[Dataset listings of figures]
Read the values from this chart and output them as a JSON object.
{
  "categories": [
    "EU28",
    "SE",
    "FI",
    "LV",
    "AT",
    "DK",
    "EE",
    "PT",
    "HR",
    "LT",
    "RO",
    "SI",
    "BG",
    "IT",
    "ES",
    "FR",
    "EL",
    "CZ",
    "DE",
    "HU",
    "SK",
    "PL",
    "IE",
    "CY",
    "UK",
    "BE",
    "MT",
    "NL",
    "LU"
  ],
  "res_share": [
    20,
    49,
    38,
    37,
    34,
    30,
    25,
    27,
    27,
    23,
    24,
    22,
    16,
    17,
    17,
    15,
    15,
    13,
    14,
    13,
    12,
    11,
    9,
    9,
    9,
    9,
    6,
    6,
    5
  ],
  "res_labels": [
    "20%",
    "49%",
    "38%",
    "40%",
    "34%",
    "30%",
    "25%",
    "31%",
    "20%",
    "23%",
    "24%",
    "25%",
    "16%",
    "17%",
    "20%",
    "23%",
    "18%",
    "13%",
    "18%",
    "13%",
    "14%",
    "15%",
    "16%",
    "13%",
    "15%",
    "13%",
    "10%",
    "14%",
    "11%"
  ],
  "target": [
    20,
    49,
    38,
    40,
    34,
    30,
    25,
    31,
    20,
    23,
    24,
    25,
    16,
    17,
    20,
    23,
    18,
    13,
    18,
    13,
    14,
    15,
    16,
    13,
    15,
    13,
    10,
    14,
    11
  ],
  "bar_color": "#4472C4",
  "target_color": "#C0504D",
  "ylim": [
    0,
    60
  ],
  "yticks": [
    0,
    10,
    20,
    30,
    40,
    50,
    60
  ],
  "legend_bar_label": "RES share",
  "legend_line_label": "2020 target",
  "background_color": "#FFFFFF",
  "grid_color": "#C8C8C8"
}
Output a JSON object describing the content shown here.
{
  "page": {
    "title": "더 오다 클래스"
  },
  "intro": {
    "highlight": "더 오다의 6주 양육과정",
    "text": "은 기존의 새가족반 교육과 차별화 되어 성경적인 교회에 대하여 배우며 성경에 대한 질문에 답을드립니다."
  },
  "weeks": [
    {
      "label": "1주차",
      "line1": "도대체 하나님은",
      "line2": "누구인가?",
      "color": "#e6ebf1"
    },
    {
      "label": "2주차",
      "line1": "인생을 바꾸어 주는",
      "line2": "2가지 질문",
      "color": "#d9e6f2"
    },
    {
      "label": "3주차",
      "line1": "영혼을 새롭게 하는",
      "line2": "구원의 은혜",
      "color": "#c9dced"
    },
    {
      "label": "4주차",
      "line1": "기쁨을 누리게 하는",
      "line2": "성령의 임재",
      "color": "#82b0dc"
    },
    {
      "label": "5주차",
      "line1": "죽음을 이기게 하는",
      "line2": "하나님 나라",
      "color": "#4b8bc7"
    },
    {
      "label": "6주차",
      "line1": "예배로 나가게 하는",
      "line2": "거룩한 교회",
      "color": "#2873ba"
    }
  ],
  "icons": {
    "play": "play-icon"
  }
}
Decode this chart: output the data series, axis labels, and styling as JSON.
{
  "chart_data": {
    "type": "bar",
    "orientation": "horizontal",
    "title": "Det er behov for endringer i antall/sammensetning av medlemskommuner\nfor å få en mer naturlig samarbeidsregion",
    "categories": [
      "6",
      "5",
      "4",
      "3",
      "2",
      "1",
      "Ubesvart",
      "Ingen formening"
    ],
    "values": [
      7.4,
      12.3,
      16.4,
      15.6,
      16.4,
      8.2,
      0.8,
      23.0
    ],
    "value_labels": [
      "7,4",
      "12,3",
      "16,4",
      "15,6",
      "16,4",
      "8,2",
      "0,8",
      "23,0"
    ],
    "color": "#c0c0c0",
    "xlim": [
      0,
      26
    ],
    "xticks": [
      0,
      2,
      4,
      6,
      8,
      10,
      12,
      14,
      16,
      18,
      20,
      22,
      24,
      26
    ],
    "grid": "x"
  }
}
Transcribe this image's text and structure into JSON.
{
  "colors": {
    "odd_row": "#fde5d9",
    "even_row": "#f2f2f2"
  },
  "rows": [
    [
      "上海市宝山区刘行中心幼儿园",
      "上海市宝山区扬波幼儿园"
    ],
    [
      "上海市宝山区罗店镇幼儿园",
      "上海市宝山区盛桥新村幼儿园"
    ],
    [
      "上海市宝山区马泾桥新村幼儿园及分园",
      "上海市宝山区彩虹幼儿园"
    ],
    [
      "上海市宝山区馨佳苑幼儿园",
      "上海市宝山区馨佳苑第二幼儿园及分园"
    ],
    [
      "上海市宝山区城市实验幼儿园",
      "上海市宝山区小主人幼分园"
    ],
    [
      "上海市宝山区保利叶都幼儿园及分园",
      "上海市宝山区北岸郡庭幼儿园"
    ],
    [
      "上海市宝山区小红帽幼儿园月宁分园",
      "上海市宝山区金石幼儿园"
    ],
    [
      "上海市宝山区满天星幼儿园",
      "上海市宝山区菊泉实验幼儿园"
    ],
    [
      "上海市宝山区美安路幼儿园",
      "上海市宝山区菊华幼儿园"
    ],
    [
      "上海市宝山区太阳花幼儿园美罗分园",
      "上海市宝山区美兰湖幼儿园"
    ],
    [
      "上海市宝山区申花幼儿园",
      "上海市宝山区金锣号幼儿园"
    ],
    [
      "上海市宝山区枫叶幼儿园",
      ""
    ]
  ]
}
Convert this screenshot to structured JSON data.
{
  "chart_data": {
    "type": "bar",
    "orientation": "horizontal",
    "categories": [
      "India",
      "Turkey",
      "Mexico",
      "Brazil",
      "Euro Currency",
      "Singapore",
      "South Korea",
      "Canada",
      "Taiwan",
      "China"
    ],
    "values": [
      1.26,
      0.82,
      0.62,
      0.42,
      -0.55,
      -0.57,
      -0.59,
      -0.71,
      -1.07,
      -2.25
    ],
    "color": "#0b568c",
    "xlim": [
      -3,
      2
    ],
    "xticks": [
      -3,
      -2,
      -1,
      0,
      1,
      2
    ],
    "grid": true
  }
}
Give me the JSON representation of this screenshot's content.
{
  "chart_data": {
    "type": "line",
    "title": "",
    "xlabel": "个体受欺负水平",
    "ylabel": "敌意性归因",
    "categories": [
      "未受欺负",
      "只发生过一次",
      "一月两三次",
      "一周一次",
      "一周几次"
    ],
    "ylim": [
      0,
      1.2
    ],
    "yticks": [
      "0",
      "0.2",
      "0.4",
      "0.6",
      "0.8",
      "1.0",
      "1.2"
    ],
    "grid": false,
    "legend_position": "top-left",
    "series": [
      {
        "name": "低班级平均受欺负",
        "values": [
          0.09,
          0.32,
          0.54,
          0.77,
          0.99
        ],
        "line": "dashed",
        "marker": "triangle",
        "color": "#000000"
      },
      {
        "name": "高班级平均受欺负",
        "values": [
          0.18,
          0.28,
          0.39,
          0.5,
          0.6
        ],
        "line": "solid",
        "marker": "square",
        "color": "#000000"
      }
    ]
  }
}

What needs to be done:
Repeat the data verbatim.

Response for this exercise:
Read the values from this chart and output them as a JSON object.
{
  "categories": [
    "EU28",
    "SE",
    "FI",
    "LV",
    "AT",
    "DK",
    "EE",
    "PT",
    "HR",
    "LT",
    "RO",
    "SI",
    "BG",
    "IT",
    "ES",
    "FR",
    "EL",
    "CZ",
    "DE",
    "HU",
    "SK",
    "PL",
    "IE",
    "CY",
    "UK",
    "BE",
    "MT",
    "NL",
    "LU"
  ],
  "res_share": [
    20,
    49,
    38,
    37,
    34,
    30,
    25,
    27,
    27,
    23,
    24,
    22,
    16,
    17,
    17,
    15,
    15,
    13,
    14,
    13,
    12,
    11,
    9,
    9,
    9,
    9,
    6,
    6,
    5
  ],
  "res_labels": [
    "20%",
    "49%",
    "38%",
    "40%",
    "34%",
    "30%",
    "25%",
    "31%",
    "20%",
    "23%",
    "24%",
    "25%",
    "16%",
    "17%",
    "20%",
    "23%",
    "18%",
    "13%",
    "18%",
    "13%",
    "14%",
    "15%",
    "16%",
    "13%",
    "15%",
    "13%",
    "10%",
    "14%",
    "11%"
  ],
  "target": [
    20,
    49,
    38,
    40,
    34,
    30,
    25,
    31,
    20,
    23,
    24,
    25,
    16,
    17,
    20,
    23,
    18,
    13,
    18,
    13,
    14,
    15,
    16,
    13,
    15,
    13,
    10,
    14,
    11
  ],
  "bar_color": "#4472C4",
  "target_color": "#C0504D",
  "ylim": [
    0,
    60
  ],
  "yticks": [
    0,
    10,
    20,
    30,
    40,
    50,
    60
  ],
  "legend_bar_label": "RES share",
  "legend_line_label": "2020 target",
  "background_color": "#FFFFFF",
  "grid_color": "#C8C8C8"
}
Output a JSON object describing the content shown here.
{
  "page": {
    "title": "더 오다 클래스"
  },
  "intro": {
    "highlight": "더 오다의 6주 양육과정",
    "text": "은 기존의 새가족반 교육과 차별화 되어 성경적인 교회에 대하여 배우며 성경에 대한 질문에 답을드립니다."
  },
  "weeks": [
    {
      "label": "1주차",
      "line1": "도대체 하나님은",
      "line2": "누구인가?",
      "color": "#e6ebf1"
    },
    {
      "label": "2주차",
      "line1": "인생을 바꾸어 주는",
      "line2": "2가지 질문",
      "color": "#d9e6f2"
    },
    {
      "label": "3주차",
      "line1": "영혼을 새롭게 하는",
      "line2": "구원의 은혜",
      "color": "#c9dced"
    },
    {
      "label": "4주차",
      "line1": "기쁨을 누리게 하는",
      "line2": "성령의 임재",
      "color": "#82b0dc"
    },
    {
      "label": "5주차",
      "line1": "죽음을 이기게 하는",
      "line2": "하나님 나라",
      "color": "#4b8bc7"
    },
    {
      "label": "6주차",
      "line1": "예배로 나가게 하는",
      "line2": "거룩한 교회",
      "color": "#2873ba"
    }
  ],
  "icons": {
    "play": "play-icon"
  }
}
Decode this chart: output the data series, axis labels, and styling as JSON.
{
  "chart_data": {
    "type": "bar",
    "orientation": "horizontal",
    "title": "Det er behov for endringer i antall/sammensetning av medlemskommuner\nfor å få en mer naturlig samarbeidsregion",
    "categories": [
      "6",
      "5",
      "4",
      "3",
      "2",
      "1",
      "Ubesvart",
      "Ingen formening"
    ],
    "values": [
      7.4,
      12.3,
      16.4,
      15.6,
      16.4,
      8.2,
      0.8,
      23.0
    ],
    "value_labels": [
      "7,4",
      "12,3",
      "16,4",
      "15,6",
      "16,4",
      "8,2",
      "0,8",
      "23,0"
    ],
    "color": "#c0c0c0",
    "xlim": [
      0,
      26
    ],
    "xticks": [
      0,
      2,
      4,
      6,
      8,
      10,
      12,
      14,
      16,
      18,
      20,
      22,
      24,
      26
    ],
    "grid": "x"
  }
}
Transcribe this image's text and structure into JSON.
{
  "colors": {
    "odd_row": "#fde5d9",
    "even_row": "#f2f2f2"
  },
  "rows": [
    [
      "上海市宝山区刘行中心幼儿园",
      "上海市宝山区扬波幼儿园"
    ],
    [
      "上海市宝山区罗店镇幼儿园",
      "上海市宝山区盛桥新村幼儿园"
    ],
    [
      "上海市宝山区马泾桥新村幼儿园及分园",
      "上海市宝山区彩虹幼儿园"
    ],
    [
      "上海市宝山区馨佳苑幼儿园",
      "上海市宝山区馨佳苑第二幼儿园及分园"
    ],
    [
      "上海市宝山区城市实验幼儿园",
      "上海市宝山区小主人幼分园"
    ],
    [
      "上海市宝山区保利叶都幼儿园及分园",
      "上海市宝山区北岸郡庭幼儿园"
    ],
    [
      "上海市宝山区小红帽幼儿园月宁分园",
      "上海市宝山区金石幼儿园"
    ],
    [
      "上海市宝山区满天星幼儿园",
      "上海市宝山区菊泉实验幼儿园"
    ],
    [
      "上海市宝山区美安路幼儿园",
      "上海市宝山区菊华幼儿园"
    ],
    [
      "上海市宝山区太阳花幼儿园美罗分园",
      "上海市宝山区美兰湖幼儿园"
    ],
    [
      "上海市宝山区申花幼儿园",
      "上海市宝山区金锣号幼儿园"
    ],
    [
      "上海市宝山区枫叶幼儿园",
      ""
    ]
  ]
}
Convert this screenshot to structured JSON data.
{
  "chart_data": {
    "type": "bar",
    "orientation": "horizontal",
    "categories": [
      "India",
      "Turkey",
      "Mexico",
      "Brazil",
      "Euro Currency",
      "Singapore",
      "South Korea",
      "Canada",
      "Taiwan",
      "China"
    ],
    "values": [
      1.26,
      0.82,
      0.62,
      0.42,
      -0.55,
      -0.57,
      -0.59,
      -0.71,
      -1.07,
      -2.25
    ],
    "color": "#0b568c",
    "xlim": [
      -3,
      2
    ],
    "xticks": [
      -3,
      -2,
      -1,
      0,
      1,
      2
    ],
    "grid": true
  }
}
Give me the JSON representation of this screenshot's content.
{
  "chart_data": {
    "type": "line",
    "title": "",
    "xlabel": "个体受欺负水平",
    "ylabel": "敌意性归因",
    "categories": [
      "未受欺负",
      "只发生过一次",
      "一月两三次",
      "一周一次",
      "一周几次"
    ],
    "ylim": [
      0,
      1.2
    ],
    "yticks": [
      "0",
      "0.2",
      "0.4",
      "0.6",
      "0.8",
      "1.0",
      "1.2"
    ],
    "grid": false,
    "legend_position": "top-left",
    "series": [
      {
        "name": "低班级平均受欺负",
        "values": [
          0.09,
          0.32,
          0.54,
          0.77,
          0.99
        ],
        "line": "dashed",
        "marker": "triangle",
        "color": "#000000"
      },
      {
        "name": "高班级平均受欺负",
        "values": [
          0.18,
          0.28,
          0.39,
          0.5,
          0.6
        ],
        "line": "solid",
        "marker": "square",
        "color": "#000000"
      }
    ]
  }
}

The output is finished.